::: Zum Lesen

Wolfgang Amadeus Mozarts Oper Così fan tutte sei ein elendes Ding, das alle Weiber herabsetzt und Zuschauerinnen unmöglich gefallen kann, schrieb 1791 – also zwei Jahre nach ihrer Entstehung – ein Frankfurter Rezensent.

Heute ist diese Opera buffa nach einem Libretto von Lorenzo da Ponte längst schon kein Aufreger mehr und in gewisser Weise nur noch aus der Historie heraus verständlich, wenngleich das Thema der „Treue“ und „Treueprobe“, hier auf eine kurzweilige und weitestgehend auch oberflächliche Weise abgehandelt, zeitlos ist. Zweifellos lieben wir an „Così fan tutte“ Mozarts geniale, emotional berührende Musik mehr als den Text, dessen Idee seiner Entstehungszeit, als man darüber nachdachte, inwieweit menschliche Verhaltensweisen Naturgesetzen folgen würden und Frauen „von Natur aus“ untreu seien, entsprang.

Jon Jurgens (Ferrando), Lamia Beuque (Dorabella). © Birgit Gufler Jon Jurgens (Ferrando), Lamia Beuque (Dorabella). © Birgit Gufler

Annette Leistenschneider, die am Tiroler Landestheater Regie führt, setzt in Zusammenarbeit mit Christian Floeren (Bühne) und Michael D. Zimmermann (Kostüme) auf Spaß und Unterhaltung. Die Drehbühne zeigt zum einen ein Designer-Wohnzimmer in einer Designer-Maisonette, zum anderen einen Rasenstreifen unter Pinien, auf dem man sich in Liegestühlen sonnt oder nächtens konspirativ trifft, und dann wieder einen Hauseingang nebst Müllcontainer. Fiordiligi und Dorabella mit ihrer Bediensteten Despina wohnen hier ebenso wie ihre Verlobten Guglielmo und Ferrando und ihr Nachbar Don Alfonso. Man wähnt sich in einem gehobenen modernen Wohnviertel in Roma oder Milano. Die jungen Liebenden stecken anfänglich in modisch geschnittenen, betörend eleganten Designerklamotten, an denen man sich kaum sattsehen kann.

::::::

▶ **Deine Aufgabe**
Schreib den Text über „Così fan tutte“ am Tiroler Landestheater nach seinem letzten Satz weiter.

::: Vorliegende Angaben

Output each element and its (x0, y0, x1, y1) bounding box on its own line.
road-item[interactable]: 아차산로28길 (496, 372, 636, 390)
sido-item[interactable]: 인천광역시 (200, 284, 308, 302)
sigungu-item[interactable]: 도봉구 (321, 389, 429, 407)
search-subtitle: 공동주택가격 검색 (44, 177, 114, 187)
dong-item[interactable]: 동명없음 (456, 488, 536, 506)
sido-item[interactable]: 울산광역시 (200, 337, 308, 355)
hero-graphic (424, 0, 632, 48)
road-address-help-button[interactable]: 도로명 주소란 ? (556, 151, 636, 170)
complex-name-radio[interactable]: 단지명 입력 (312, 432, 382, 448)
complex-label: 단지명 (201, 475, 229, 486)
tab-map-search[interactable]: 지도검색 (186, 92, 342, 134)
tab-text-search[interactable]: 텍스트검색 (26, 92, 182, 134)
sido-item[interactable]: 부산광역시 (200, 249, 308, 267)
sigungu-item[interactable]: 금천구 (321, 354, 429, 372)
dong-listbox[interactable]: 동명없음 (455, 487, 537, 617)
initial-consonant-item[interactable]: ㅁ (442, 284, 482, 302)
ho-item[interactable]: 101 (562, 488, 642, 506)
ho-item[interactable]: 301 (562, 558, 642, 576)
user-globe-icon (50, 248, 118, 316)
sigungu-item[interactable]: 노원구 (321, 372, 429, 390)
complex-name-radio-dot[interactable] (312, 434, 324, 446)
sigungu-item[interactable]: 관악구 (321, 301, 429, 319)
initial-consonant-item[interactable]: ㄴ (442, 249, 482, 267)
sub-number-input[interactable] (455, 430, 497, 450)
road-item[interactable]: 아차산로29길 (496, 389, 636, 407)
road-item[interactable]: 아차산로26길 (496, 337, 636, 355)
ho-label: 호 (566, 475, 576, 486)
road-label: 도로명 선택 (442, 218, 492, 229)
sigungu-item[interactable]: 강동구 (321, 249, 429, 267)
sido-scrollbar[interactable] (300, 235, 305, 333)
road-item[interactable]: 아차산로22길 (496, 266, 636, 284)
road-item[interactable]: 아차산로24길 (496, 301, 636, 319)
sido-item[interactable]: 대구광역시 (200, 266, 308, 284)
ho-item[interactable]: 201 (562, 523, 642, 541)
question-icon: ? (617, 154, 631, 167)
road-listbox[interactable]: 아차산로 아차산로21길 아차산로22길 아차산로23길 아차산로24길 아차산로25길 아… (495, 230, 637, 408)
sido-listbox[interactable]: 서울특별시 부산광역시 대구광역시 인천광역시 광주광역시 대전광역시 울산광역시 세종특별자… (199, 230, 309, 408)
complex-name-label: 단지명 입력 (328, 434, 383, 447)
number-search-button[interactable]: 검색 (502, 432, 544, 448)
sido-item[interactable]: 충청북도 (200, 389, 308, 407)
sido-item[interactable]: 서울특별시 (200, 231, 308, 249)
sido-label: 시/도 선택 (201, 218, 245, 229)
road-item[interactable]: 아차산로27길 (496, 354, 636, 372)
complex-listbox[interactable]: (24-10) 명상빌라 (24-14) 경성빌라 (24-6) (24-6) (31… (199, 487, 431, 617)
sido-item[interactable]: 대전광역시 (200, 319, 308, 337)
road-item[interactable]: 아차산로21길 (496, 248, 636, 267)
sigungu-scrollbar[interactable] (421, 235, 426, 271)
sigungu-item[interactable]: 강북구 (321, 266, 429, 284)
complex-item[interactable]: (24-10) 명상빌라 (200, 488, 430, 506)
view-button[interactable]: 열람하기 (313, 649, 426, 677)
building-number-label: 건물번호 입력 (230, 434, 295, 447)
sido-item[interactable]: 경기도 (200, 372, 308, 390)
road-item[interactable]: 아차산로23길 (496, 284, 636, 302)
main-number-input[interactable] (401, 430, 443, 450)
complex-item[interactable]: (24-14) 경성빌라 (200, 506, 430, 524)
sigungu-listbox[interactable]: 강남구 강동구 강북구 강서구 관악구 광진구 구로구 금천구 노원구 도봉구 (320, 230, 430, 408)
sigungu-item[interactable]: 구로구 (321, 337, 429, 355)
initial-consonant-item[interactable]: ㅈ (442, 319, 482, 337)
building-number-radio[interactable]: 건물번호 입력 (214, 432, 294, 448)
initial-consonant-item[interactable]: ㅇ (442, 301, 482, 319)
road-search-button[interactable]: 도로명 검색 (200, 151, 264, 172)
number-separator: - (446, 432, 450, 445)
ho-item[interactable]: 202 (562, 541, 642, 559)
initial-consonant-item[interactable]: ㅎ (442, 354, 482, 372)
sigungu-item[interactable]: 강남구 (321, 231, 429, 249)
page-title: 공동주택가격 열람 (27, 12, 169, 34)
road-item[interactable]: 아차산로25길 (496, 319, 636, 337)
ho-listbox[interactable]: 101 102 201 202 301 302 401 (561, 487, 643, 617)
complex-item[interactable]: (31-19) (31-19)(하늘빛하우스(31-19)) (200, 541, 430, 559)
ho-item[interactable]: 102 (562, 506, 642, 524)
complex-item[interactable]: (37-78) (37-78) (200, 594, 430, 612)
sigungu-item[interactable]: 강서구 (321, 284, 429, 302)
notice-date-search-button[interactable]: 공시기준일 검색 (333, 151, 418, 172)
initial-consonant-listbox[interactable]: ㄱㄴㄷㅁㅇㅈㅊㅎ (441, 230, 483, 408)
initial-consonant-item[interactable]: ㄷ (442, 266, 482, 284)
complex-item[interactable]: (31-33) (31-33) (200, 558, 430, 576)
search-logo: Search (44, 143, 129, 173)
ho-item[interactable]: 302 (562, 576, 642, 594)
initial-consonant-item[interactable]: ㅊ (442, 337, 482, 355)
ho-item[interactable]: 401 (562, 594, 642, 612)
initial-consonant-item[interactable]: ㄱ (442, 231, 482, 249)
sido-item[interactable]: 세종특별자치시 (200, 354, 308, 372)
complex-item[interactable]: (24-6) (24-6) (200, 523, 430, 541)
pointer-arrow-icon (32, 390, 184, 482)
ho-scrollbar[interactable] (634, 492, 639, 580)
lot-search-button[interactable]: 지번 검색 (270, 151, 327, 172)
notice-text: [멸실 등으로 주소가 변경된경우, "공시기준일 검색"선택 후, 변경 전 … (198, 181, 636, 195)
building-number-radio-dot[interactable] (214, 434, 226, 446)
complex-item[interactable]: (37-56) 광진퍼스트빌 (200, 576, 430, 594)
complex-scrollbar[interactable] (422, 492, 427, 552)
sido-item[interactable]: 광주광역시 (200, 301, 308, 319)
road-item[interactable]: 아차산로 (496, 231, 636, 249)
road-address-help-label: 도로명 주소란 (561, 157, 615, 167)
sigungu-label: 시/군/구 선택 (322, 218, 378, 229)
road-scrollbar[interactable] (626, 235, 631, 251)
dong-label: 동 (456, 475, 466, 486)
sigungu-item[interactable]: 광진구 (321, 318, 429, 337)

::::::

▶ **Die Antwort**
hinten: Ilya Lapich (Guglielmo), Jon Jurgens (Ferrando); vorne: Lamia Beuque (Dorabella), Susanne Langbein (Fiordiligi). © Birgit Gufler hinten: Ilya Lapich (Guglielmo), Jon Jurgens (Ferrando); vorne: Lamia Beuque (Dorabella), Susanne Langbein (Fiordiligi). © Birgit Gufler

Guglielmo und Ferrando verkleiden sich, um von ihren Verlobten nicht erkannt zu werden, als cool durch die Gegend lümmelnde Rapper. Hier wird’s also bereits skurril, und das passt ja auch bestens zum Libretto, dessen Showcharakter durch die für Opera buffa typischen Unwahrscheinlichkeiten geprägt ist. Leistenschneider lässt diese Unwahrscheinlichkeiten auch in der Personenführung immer wieder aufblitzen, indem sie die Protagonistinnen und Protagonisten ab und zu witzig in Lines tänzeln und allerhand Schritte und Verrenkungen ausführen lässt.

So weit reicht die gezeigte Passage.